WORK TO COMPLETE:
Produce a verbatim copy of the entries listed below.

THE INPUT:
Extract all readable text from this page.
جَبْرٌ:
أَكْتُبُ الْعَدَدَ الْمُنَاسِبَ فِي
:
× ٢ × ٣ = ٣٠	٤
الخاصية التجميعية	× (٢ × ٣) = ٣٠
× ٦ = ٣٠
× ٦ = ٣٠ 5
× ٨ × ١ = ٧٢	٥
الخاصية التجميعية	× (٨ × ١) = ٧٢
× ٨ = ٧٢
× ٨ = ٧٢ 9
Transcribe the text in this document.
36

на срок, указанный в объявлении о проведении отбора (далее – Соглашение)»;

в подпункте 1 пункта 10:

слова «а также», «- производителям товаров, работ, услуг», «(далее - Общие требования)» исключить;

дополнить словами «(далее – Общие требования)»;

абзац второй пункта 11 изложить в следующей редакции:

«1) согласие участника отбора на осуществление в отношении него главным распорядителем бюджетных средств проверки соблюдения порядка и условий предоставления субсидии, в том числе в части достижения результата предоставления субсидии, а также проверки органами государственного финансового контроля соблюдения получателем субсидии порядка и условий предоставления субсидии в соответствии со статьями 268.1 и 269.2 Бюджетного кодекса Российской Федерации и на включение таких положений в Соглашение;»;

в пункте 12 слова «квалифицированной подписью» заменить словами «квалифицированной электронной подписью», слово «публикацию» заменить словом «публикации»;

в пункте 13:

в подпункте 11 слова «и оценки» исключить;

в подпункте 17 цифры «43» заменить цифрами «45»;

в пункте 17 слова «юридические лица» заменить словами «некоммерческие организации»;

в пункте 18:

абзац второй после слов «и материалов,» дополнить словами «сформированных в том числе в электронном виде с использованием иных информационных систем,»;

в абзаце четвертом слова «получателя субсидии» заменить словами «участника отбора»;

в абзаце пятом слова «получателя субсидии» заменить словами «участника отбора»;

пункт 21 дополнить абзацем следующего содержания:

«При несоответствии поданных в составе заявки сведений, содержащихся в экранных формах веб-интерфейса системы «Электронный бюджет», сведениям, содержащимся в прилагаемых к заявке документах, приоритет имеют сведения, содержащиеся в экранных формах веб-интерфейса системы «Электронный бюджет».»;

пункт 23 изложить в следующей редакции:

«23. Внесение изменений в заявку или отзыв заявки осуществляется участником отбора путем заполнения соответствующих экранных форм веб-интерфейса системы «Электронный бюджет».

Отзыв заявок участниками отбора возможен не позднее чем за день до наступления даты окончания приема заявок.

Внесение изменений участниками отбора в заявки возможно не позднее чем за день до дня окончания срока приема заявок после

TASK SOLUTION:
Extract all readable text from this page.
جَبْرٌ:
أَكْتُبُ الْعَدَدَ الْمُنَاسِبَ فِي
:
× ٢ × ٣ = ٣٠	٤
الخاصية التجميعية	× (٢ × ٣) = ٣٠
× ٦ = ٣٠
× ٦ = ٣٠ 5
× ٨ × ١ = ٧٢	٥
الخاصية التجميعية	× (٨ × ١) = ٧٢
× ٨ = ٧٢
× ٨ = ٧٢ 9
Transcribe the text in this document.
36

на срок, указанный в объявлении о проведении отбора (далее – Соглашение)»;

в подпункте 1 пункта 10:

слова «а также», «- производителям товаров, работ, услуг», «(далее - Общие требования)» исключить;

дополнить словами «(далее – Общие требования)»;

абзац второй пункта 11 изложить в следующей редакции:

«1) согласие участника отбора на осуществление в отношении него главным распорядителем бюджетных средств проверки соблюдения порядка и условий предоставления субсидии, в том числе в части достижения результата предоставления субсидии, а также проверки органами государственного финансового контроля соблюдения получателем субсидии порядка и условий предоставления субсидии в соответствии со статьями 268.1 и 269.2 Бюджетного кодекса Российской Федерации и на включение таких положений в Соглашение;»;

в пункте 12 слова «квалифицированной подписью» заменить словами «квалифицированной электронной подписью», слово «публикацию» заменить словом «публикации»;

в пункте 13:

в подпункте 11 слова «и оценки» исключить;

в подпункте 17 цифры «43» заменить цифрами «45»;

в пункте 17 слова «юридические лица» заменить словами «некоммерческие организации»;

в пункте 18:

абзац второй после слов «и материалов,» дополнить словами «сформированных в том числе в электронном виде с использованием иных информационных систем,»;

в абзаце четвертом слова «получателя субсидии» заменить словами «участника отбора»;

в абзаце пятом слова «получателя субсидии» заменить словами «участника отбора»;

пункт 21 дополнить абзацем следующего содержания:

«При несоответствии поданных в составе заявки сведений, содержащихся в экранных формах веб-интерфейса системы «Электронный бюджет», сведениям, содержащимся в прилагаемых к заявке документах, приоритет имеют сведения, содержащиеся в экранных формах веб-интерфейса системы «Электронный бюджет».»;

пункт 23 изложить в следующей редакции:

«23. Внесение изменений в заявку или отзыв заявки осуществляется участником отбора путем заполнения соответствующих экранных форм веб-интерфейса системы «Электронный бюджет».

Отзыв заявок участниками отбора возможен не позднее чем за день до наступления даты окончания приема заявок.

Внесение изменений участниками отбора в заявки возможно не позднее чем за день до дня окончания срока приема заявок после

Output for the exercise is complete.